--- START Listed records ---
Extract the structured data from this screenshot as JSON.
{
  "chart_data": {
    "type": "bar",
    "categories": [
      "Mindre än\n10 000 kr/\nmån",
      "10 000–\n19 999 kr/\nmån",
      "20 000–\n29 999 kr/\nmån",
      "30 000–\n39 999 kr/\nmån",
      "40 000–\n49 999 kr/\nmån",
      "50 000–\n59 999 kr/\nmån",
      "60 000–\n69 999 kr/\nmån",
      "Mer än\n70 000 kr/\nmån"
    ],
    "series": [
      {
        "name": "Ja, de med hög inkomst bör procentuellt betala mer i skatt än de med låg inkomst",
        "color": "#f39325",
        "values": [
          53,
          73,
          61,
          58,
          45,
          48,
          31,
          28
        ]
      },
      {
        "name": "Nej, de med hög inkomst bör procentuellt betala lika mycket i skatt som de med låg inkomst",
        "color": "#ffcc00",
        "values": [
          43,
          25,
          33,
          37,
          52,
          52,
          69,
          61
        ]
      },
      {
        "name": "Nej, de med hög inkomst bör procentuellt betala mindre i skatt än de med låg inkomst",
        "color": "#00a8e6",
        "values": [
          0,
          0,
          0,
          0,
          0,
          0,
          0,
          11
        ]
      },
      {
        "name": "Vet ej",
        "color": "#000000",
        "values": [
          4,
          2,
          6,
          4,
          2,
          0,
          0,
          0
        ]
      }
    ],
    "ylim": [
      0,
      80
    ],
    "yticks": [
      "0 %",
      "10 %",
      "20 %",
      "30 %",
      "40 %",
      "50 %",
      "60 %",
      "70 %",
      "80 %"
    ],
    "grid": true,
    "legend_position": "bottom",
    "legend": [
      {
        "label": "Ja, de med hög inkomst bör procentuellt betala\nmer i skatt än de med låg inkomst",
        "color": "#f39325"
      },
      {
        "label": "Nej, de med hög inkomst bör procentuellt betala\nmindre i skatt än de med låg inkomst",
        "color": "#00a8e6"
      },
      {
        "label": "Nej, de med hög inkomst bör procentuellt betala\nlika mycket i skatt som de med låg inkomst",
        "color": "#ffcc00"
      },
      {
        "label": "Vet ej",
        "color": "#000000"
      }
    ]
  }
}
--- END Listed records ---
Exercise details: Recopy the whole listing exactly.

Solution for this task:
Extract the structured data from this screenshot as JSON.
{
  "chart_data": {
    "type": "bar",
    "categories": [
      "Mindre än\n10 000 kr/\nmån",
      "10 000–\n19 999 kr/\nmån",
      "20 000–\n29 999 kr/\nmån",
      "30 000–\n39 999 kr/\nmån",
      "40 000–\n49 999 kr/\nmån",
      "50 000–\n59 999 kr/\nmån",
      "60 000–\n69 999 kr/\nmån",
      "Mer än\n70 000 kr/\nmån"
    ],
    "series": [
      {
        "name": "Ja, de med hög inkomst bör procentuellt betala mer i skatt än de med låg inkomst",
        "color": "#f39325",
        "values": [
          53,
          73,
          61,
          58,
          45,
          48,
          31,
          28
        ]
      },
      {
        "name": "Nej, de med hög inkomst bör procentuellt betala lika mycket i skatt som de med låg inkomst",
        "color": "#ffcc00",
        "values": [
          43,
          25,
          33,
          37,
          52,
          52,
          69,
          61
        ]
      },
      {
        "name": "Nej, de med hög inkomst bör procentuellt betala mindre i skatt än de med låg inkomst",
        "color": "#00a8e6",
        "values": [
          0,
          0,
          0,
          0,
          0,
          0,
          0,
          11
        ]
      },
      {
        "name": "Vet ej",
        "color": "#000000",
        "values": [
          4,
          2,
          6,
          4,
          2,
          0,
          0,
          0
        ]
      }
    ],
    "ylim": [
      0,
      80
    ],
    "yticks": [
      "0 %",
      "10 %",
      "20 %",
      "30 %",
      "40 %",
      "50 %",
      "60 %",
      "70 %",
      "80 %"
    ],
    "grid": true,
    "legend_position": "bottom",
    "legend": [
      {
        "label": "Ja, de med hög inkomst bör procentuellt betala\nmer i skatt än de med låg inkomst",
        "color": "#f39325"
      },
      {
        "label": "Nej, de med hög inkomst bör procentuellt betala\nmindre i skatt än de med låg inkomst",
        "color": "#00a8e6"
      },
      {
        "label": "Nej, de med hög inkomst bör procentuellt betala\nlika mycket i skatt som de med låg inkomst",
        "color": "#ffcc00"
      },
      {
        "label": "Vet ej",
        "color": "#000000"
      }
    ]
  }
}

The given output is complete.